- The task -
Transcribe the records in full, keeping every character as it is.

-- Begin Extracted entries --

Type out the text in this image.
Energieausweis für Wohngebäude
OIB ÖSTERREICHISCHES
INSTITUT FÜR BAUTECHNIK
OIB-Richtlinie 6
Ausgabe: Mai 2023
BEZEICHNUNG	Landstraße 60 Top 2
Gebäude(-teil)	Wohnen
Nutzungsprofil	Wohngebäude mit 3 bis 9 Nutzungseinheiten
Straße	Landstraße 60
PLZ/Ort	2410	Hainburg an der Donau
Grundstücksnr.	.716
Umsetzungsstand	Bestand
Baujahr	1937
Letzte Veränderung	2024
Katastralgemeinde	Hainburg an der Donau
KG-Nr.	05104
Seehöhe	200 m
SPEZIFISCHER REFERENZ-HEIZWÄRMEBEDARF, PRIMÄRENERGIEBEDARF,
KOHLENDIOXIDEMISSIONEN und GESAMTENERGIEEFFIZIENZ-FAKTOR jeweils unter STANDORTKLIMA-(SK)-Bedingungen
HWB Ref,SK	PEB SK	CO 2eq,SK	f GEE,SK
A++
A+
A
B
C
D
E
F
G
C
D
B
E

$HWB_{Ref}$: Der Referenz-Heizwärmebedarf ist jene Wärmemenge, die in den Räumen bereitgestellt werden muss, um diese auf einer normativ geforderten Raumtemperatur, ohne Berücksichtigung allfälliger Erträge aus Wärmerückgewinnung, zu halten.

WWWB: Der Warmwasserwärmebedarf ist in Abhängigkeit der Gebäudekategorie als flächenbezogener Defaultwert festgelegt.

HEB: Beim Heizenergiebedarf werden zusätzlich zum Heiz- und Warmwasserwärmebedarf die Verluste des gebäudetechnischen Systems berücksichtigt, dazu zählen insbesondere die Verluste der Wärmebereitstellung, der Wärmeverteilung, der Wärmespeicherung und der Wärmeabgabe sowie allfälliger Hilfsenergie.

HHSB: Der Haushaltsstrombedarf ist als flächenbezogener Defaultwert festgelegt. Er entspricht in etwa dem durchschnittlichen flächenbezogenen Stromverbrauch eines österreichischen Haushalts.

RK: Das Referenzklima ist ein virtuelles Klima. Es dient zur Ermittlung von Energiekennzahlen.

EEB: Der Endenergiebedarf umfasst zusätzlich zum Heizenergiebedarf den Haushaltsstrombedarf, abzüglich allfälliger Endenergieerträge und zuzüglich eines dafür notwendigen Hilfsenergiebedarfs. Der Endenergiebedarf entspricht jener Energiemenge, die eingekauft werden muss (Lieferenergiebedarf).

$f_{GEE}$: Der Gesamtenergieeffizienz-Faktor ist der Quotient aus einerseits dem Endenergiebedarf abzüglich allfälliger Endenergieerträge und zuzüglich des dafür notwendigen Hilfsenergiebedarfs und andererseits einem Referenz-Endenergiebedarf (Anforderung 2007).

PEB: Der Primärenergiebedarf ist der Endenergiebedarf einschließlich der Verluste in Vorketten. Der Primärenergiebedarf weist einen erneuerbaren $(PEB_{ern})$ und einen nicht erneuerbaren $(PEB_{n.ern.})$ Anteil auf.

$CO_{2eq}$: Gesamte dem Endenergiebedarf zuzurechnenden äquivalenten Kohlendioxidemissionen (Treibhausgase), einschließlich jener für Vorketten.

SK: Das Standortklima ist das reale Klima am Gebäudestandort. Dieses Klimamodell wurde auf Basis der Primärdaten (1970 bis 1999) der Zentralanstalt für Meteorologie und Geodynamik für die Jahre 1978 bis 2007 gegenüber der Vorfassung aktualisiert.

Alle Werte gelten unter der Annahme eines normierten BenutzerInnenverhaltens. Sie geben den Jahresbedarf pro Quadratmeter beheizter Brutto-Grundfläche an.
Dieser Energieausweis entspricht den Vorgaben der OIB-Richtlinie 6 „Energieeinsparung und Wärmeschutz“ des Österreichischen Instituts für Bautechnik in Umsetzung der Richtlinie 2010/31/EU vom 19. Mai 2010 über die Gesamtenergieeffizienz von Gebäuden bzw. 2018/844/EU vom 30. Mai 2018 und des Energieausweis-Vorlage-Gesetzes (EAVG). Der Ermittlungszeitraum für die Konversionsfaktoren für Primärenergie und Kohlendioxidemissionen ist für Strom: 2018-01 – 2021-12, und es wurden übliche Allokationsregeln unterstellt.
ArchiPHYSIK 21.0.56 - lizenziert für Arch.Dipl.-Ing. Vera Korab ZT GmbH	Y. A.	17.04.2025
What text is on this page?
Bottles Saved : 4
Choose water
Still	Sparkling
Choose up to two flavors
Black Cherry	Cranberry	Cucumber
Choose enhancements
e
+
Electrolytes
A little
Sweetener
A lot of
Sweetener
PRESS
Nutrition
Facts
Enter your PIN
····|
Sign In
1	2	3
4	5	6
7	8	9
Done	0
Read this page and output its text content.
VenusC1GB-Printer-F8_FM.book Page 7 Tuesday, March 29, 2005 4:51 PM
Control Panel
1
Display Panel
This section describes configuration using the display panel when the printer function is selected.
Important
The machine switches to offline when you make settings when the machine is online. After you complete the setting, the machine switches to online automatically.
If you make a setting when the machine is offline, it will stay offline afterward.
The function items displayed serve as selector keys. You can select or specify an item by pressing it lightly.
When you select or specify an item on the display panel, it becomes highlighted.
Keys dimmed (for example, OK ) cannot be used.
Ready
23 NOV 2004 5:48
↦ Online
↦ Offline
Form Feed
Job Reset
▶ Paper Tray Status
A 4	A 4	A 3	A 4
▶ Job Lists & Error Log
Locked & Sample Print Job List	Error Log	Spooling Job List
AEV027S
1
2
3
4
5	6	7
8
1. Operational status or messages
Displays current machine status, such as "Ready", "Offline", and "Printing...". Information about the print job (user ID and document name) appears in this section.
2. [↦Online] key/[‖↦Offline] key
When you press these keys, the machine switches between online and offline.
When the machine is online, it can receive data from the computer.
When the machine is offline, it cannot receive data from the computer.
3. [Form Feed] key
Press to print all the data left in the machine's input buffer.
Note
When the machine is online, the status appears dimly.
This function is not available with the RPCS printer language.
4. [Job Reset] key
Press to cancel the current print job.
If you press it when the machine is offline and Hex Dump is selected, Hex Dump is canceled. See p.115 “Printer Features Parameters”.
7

-- End Extracted entries --

- Exercise result -
Type out the text in this image.
Energieausweis für Wohngebäude
OIB ÖSTERREICHISCHES
INSTITUT FÜR BAUTECHNIK
OIB-Richtlinie 6
Ausgabe: Mai 2023
BEZEICHNUNG	Landstraße 60 Top 2
Gebäude(-teil)	Wohnen
Nutzungsprofil	Wohngebäude mit 3 bis 9 Nutzungseinheiten
Straße	Landstraße 60
PLZ/Ort	2410	Hainburg an der Donau
Grundstücksnr.	.716
Umsetzungsstand	Bestand
Baujahr	1937
Letzte Veränderung	2024
Katastralgemeinde	Hainburg an der Donau
KG-Nr.	05104
Seehöhe	200 m
SPEZIFISCHER REFERENZ-HEIZWÄRMEBEDARF, PRIMÄRENERGIEBEDARF,
KOHLENDIOXIDEMISSIONEN und GESAMTENERGIEEFFIZIENZ-FAKTOR jeweils unter STANDORTKLIMA-(SK)-Bedingungen
HWB Ref,SK	PEB SK	CO 2eq,SK	f GEE,SK
A++
A+
A
B
C
D
E
F
G
C
D
B
E

$HWB_{Ref}$: Der Referenz-Heizwärmebedarf ist jene Wärmemenge, die in den Räumen bereitgestellt werden muss, um diese auf einer normativ geforderten Raumtemperatur, ohne Berücksichtigung allfälliger Erträge aus Wärmerückgewinnung, zu halten.

WWWB: Der Warmwasserwärmebedarf ist in Abhängigkeit der Gebäudekategorie als flächenbezogener Defaultwert festgelegt.

HEB: Beim Heizenergiebedarf werden zusätzlich zum Heiz- und Warmwasserwärmebedarf die Verluste des gebäudetechnischen Systems berücksichtigt, dazu zählen insbesondere die Verluste der Wärmebereitstellung, der Wärmeverteilung, der Wärmespeicherung und der Wärmeabgabe sowie allfälliger Hilfsenergie.

HHSB: Der Haushaltsstrombedarf ist als flächenbezogener Defaultwert festgelegt. Er entspricht in etwa dem durchschnittlichen flächenbezogenen Stromverbrauch eines österreichischen Haushalts.

RK: Das Referenzklima ist ein virtuelles Klima. Es dient zur Ermittlung von Energiekennzahlen.

EEB: Der Endenergiebedarf umfasst zusätzlich zum Heizenergiebedarf den Haushaltsstrombedarf, abzüglich allfälliger Endenergieerträge und zuzüglich eines dafür notwendigen Hilfsenergiebedarfs. Der Endenergiebedarf entspricht jener Energiemenge, die eingekauft werden muss (Lieferenergiebedarf).

$f_{GEE}$: Der Gesamtenergieeffizienz-Faktor ist der Quotient aus einerseits dem Endenergiebedarf abzüglich allfälliger Endenergieerträge und zuzüglich des dafür notwendigen Hilfsenergiebedarfs und andererseits einem Referenz-Endenergiebedarf (Anforderung 2007).

PEB: Der Primärenergiebedarf ist der Endenergiebedarf einschließlich der Verluste in Vorketten. Der Primärenergiebedarf weist einen erneuerbaren $(PEB_{ern})$ und einen nicht erneuerbaren $(PEB_{n.ern.})$ Anteil auf.

$CO_{2eq}$: Gesamte dem Endenergiebedarf zuzurechnenden äquivalenten Kohlendioxidemissionen (Treibhausgase), einschließlich jener für Vorketten.

SK: Das Standortklima ist das reale Klima am Gebäudestandort. Dieses Klimamodell wurde auf Basis der Primärdaten (1970 bis 1999) der Zentralanstalt für Meteorologie und Geodynamik für die Jahre 1978 bis 2007 gegenüber der Vorfassung aktualisiert.

Alle Werte gelten unter der Annahme eines normierten BenutzerInnenverhaltens. Sie geben den Jahresbedarf pro Quadratmeter beheizter Brutto-Grundfläche an.
Dieser Energieausweis entspricht den Vorgaben der OIB-Richtlinie 6 „Energieeinsparung und Wärmeschutz“ des Österreichischen Instituts für Bautechnik in Umsetzung der Richtlinie 2010/31/EU vom 19. Mai 2010 über die Gesamtenergieeffizienz von Gebäuden bzw. 2018/844/EU vom 30. Mai 2018 und des Energieausweis-Vorlage-Gesetzes (EAVG). Der Ermittlungszeitraum für die Konversionsfaktoren für Primärenergie und Kohlendioxidemissionen ist für Strom: 2018-01 – 2021-12, und es wurden übliche Allokationsregeln unterstellt.
ArchiPHYSIK 21.0.56 - lizenziert für Arch.Dipl.-Ing. Vera Korab ZT GmbH	Y. A.	17.04.2025
What text is on this page?
Bottles Saved : 4
Choose water
Still	Sparkling
Choose up to two flavors
Black Cherry	Cranberry	Cucumber
Choose enhancements
e
+
Electrolytes
A little
Sweetener
A lot of
Sweetener
PRESS
Nutrition
Facts
Enter your PIN
····|
Sign In
1	2	3
4	5	6
7	8	9
Done	0
Read this page and output its text content.
VenusC1GB-Printer-F8_FM.book Page 7 Tuesday, March 29, 2005 4:51 PM
Control Panel
1
Display Panel
This section describes configuration using the display panel when the printer function is selected.
Important
The machine switches to offline when you make settings when the machine is online. After you complete the setting, the machine switches to online automatically.
If you make a setting when the machine is offline, it will stay offline afterward.
The function items displayed serve as selector keys. You can select or specify an item by pressing it lightly.
When you select or specify an item on the display panel, it becomes highlighted.
Keys dimmed (for example, OK ) cannot be used.
Ready
23 NOV 2004 5:48
↦ Online
↦ Offline
Form Feed
Job Reset
▶ Paper Tray Status
A 4	A 4	A 3	A 4
▶ Job Lists & Error Log
Locked & Sample Print Job List	Error Log	Spooling Job List
AEV027S
1
2
3
4
5	6	7
8
1. Operational status or messages
Displays current machine status, such as "Ready", "Offline", and "Printing...". Information about the print job (user ID and document name) appears in this section.
2. [↦Online] key/[‖↦Offline] key
When you press these keys, the machine switches between online and offline.
When the machine is online, it can receive data from the computer.
When the machine is offline, it cannot receive data from the computer.
3. [Form Feed] key
Press to print all the data left in the machine's input buffer.
Note
When the machine is online, the status appears dimly.
This function is not available with the RPCS printer language.
4. [Job Reset] key
Press to cancel the current print job.
If you press it when the machine is offline and Hex Dump is selected, Hex Dump is canceled. See p.115 “Printer Features Parameters”.
7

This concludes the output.